* EXERCISE TASK
Return all of the data exactly as written, without the pictures.
____________________
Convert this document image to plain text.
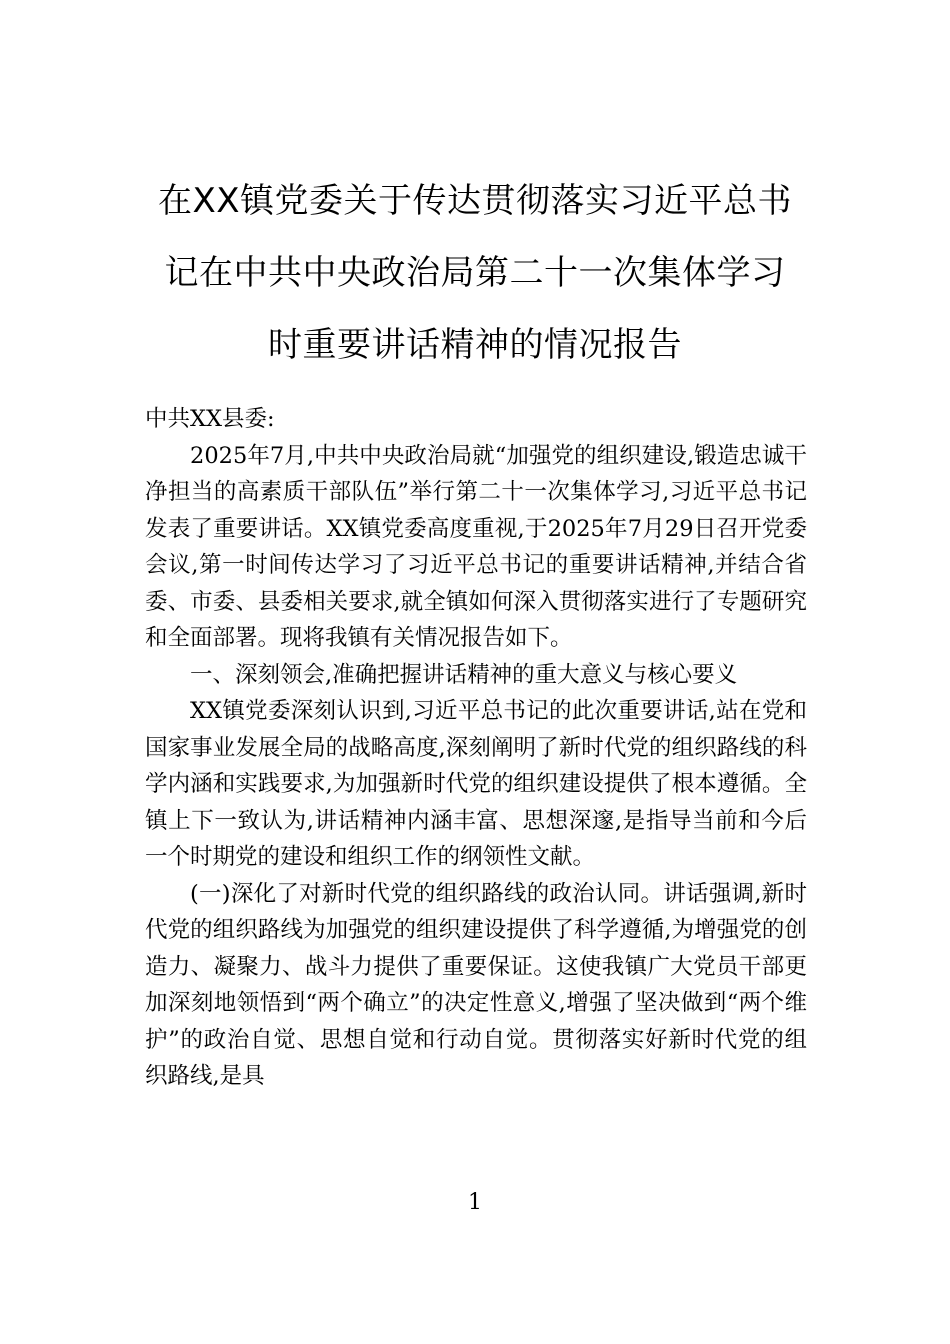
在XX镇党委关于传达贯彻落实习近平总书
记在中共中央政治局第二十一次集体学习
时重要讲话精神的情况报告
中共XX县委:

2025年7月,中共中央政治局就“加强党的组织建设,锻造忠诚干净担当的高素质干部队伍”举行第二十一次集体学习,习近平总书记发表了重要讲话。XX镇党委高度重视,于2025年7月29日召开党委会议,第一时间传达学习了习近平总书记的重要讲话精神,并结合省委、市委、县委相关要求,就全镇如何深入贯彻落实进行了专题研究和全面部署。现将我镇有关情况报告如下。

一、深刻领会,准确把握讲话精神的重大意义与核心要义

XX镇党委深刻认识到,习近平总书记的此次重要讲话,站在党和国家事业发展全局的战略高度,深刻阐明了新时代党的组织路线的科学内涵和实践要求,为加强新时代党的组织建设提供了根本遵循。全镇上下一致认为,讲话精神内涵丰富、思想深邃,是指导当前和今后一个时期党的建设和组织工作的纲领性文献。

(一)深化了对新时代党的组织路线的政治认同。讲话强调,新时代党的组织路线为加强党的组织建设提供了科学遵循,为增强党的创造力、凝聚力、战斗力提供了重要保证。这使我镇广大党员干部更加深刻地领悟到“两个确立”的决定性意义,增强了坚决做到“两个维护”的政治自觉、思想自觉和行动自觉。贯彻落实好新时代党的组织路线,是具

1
____________________
* PROBLEM SOLUTION
Convert this document image to plain text.
在XX镇党委关于传达贯彻落实习近平总书
记在中共中央政治局第二十一次集体学习
时重要讲话精神的情况报告
中共XX县委:

2025年7月,中共中央政治局就“加强党的组织建设,锻造忠诚干净担当的高素质干部队伍”举行第二十一次集体学习,习近平总书记发表了重要讲话。XX镇党委高度重视,于2025年7月29日召开党委会议,第一时间传达学习了习近平总书记的重要讲话精神,并结合省委、市委、县委相关要求,就全镇如何深入贯彻落实进行了专题研究和全面部署。现将我镇有关情况报告如下。

一、深刻领会,准确把握讲话精神的重大意义与核心要义

XX镇党委深刻认识到,习近平总书记的此次重要讲话,站在党和国家事业发展全局的战略高度,深刻阐明了新时代党的组织路线的科学内涵和实践要求,为加强新时代党的组织建设提供了根本遵循。全镇上下一致认为,讲话精神内涵丰富、思想深邃,是指导当前和今后一个时期党的建设和组织工作的纲领性文献。

(一)深化了对新时代党的组织路线的政治认同。讲话强调,新时代党的组织路线为加强党的组织建设提供了科学遵循,为增强党的创造力、凝聚力、战斗力提供了重要保证。这使我镇广大党员干部更加深刻地领悟到“两个确立”的决定性意义,增强了坚决做到“两个维护”的政治自觉、思想自觉和行动自觉。贯彻落实好新时代党的组织路线,是具

1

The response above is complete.